= Questions =
a – In the result-interpretation framework, translate this sentence into Spanish: "Compare against healthy donor reference distributions rather than uniform expectation when possible."
b – Answer these questions from the result-interpretation framework:
(i) Which sequencing depth places evidence in the Insufficient grade?
(ii) What is the typical Shannon diversity range for healthy blood?
(iii) What two factors make baseline V gene usage non-uniform even in healthy repertoires?
c – Extract the portion of the result-interpretation framework from "Interpretation Guidance" up to and including "expectation when possible.".

Reasoning Framework for Result Interpretation

Evidence Grading

Grade Criteria Example
Strong Clonal expansion > 1% frequency, convergent recombination confirmed, epitope match in IEDB/VDJdb CDR3 at 5% frequency with 3 nucleotide variants encoding same amino acid, IEDB hit
Moderate Expanded clone (0.1-1%), V(D)J bias significant (chi-sq p < 0.01), partial epitope match Clone at 0.5% with TRBV20-1 bias, similar CDR3 motif in VDJdb
Weak Low-frequency expansion (0.01-0.1%), single timepoint only, no epitope database match Moderately expanded clone without convergence or known specificity
Insufficient Below detection threshold, sequencing depth < 10,000 clonotypes, no replication Singleton clonotypes that may be PCR/sequencing artifacts

Interpretation Guidance

  • Clonality metrics: Shannon diversity measures overall repertoire complexity (higher = more diverse, typical range 5-12 for healthy blood). Gini coefficient ranges from 0 (perfectly even) to 1 (single dominant clone); values > 0.3 suggest clonal expansion. Clonality (1 - Pielou's evenness) > 0.2 indicates moderate clonal dominance; > 0.5 suggests strong oligoclonal expansion (common in active infection or tumor-infiltrating lymphocytes).
  • V(D)J usage significance: Biased V or J gene usage (chi-square p < 0.01 vs expected uniform distribution) may indicate antigen-driven selection. However, baseline V gene usage is not uniform even in healthy repertoires due to genomic proximity and recombination efficiency. Compare against healthy donor reference distributions rather than uniform expectation when possible.

= Given entries =

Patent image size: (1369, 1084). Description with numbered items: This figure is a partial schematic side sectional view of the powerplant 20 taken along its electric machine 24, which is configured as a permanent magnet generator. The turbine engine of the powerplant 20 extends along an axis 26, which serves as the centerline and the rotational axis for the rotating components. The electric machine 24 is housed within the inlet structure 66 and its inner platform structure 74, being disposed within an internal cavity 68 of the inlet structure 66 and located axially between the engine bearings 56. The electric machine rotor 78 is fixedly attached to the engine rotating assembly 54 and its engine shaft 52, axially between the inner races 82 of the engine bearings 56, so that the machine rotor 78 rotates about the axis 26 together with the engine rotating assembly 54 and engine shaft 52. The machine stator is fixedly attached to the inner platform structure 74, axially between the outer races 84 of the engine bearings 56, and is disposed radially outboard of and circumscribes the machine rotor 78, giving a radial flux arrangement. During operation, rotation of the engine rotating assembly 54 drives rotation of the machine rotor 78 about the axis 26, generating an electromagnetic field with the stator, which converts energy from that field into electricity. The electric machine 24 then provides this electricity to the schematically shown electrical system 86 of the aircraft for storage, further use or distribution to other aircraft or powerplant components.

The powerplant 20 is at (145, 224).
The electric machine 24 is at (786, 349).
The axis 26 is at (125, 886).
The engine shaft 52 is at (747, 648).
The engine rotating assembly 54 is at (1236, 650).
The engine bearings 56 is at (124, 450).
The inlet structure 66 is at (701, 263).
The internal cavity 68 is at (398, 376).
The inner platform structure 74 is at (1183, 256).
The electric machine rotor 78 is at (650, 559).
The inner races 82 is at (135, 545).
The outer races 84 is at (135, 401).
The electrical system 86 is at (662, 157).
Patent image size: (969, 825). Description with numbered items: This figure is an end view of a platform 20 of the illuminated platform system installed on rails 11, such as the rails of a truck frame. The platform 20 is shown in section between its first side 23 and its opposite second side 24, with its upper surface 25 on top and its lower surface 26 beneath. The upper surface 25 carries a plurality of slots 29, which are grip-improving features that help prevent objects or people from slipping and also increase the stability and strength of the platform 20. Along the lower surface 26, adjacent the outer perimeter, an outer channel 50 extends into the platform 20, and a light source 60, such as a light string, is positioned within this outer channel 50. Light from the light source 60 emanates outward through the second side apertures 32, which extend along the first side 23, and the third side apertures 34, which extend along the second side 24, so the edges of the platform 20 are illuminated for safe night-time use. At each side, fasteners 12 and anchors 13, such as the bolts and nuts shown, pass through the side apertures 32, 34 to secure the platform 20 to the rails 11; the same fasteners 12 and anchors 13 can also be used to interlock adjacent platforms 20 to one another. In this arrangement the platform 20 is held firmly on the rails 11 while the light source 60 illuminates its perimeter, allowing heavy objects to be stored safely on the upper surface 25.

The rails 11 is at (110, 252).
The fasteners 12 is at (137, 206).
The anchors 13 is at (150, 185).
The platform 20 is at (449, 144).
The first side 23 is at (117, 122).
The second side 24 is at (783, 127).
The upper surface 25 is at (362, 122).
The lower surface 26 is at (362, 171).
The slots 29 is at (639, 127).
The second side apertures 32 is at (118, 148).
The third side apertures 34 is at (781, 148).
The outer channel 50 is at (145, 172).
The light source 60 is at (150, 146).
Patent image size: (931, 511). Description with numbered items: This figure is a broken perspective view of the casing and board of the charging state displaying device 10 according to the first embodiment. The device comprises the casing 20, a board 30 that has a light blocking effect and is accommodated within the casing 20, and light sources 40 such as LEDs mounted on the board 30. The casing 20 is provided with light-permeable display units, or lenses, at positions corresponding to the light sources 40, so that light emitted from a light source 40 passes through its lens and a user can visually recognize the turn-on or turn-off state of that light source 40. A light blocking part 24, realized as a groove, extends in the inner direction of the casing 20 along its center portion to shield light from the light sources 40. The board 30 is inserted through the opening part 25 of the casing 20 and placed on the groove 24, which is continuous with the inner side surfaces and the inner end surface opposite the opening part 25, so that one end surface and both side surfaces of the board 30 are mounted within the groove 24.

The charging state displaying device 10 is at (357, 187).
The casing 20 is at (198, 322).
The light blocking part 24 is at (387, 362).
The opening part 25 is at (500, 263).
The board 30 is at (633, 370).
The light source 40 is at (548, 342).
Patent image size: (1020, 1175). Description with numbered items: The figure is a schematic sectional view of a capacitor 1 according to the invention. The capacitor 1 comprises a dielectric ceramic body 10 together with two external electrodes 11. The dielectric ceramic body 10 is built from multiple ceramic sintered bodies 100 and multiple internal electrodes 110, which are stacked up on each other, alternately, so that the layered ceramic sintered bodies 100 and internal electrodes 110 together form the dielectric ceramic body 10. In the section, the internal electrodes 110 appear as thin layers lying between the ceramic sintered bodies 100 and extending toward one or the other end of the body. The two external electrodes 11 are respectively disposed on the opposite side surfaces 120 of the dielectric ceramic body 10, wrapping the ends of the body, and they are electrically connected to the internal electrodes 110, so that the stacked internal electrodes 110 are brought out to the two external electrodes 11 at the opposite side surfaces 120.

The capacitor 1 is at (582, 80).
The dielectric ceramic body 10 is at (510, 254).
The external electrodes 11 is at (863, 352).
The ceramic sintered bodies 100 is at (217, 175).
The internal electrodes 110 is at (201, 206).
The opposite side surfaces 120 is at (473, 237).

= Activity answers =
a – Cuando sea posible, compare con las distribuciones de referencia de donantes sanos en lugar de con la expectativa de distribución uniforme.

b –
(i) Fewer than 10,000 clonotypes (< 10,000)
(ii) 5-12
(iii) Genomic proximity and recombination efficiency

c –
Interpretation Guidance

  • Clonality metrics: Shannon diversity measures overall repertoire complexity (higher = more diverse, typical range 5-12 for healthy blood). Gini coefficient ranges from 0 (perfectly even) to 1 (single dominant clone); values > 0.3 suggest clonal expansion. Clonality (1 - Pielou's evenness) > 0.2 indicates moderate clonal dominance; > 0.5 suggests strong oligoclonal expansion (common in active infection or tumor-infiltrating lymphocytes).
  • V(D)J usage significance: Biased V or J gene usage (chi-square p < 0.01 vs expected uniform distribution) may indicate antigen-driven selection. However, baseline V gene usage is not uniform even in healthy repertoires due to genomic proximity and recombination efficiency. Compare against healthy donor reference distributions rather than uniform expectation when possible.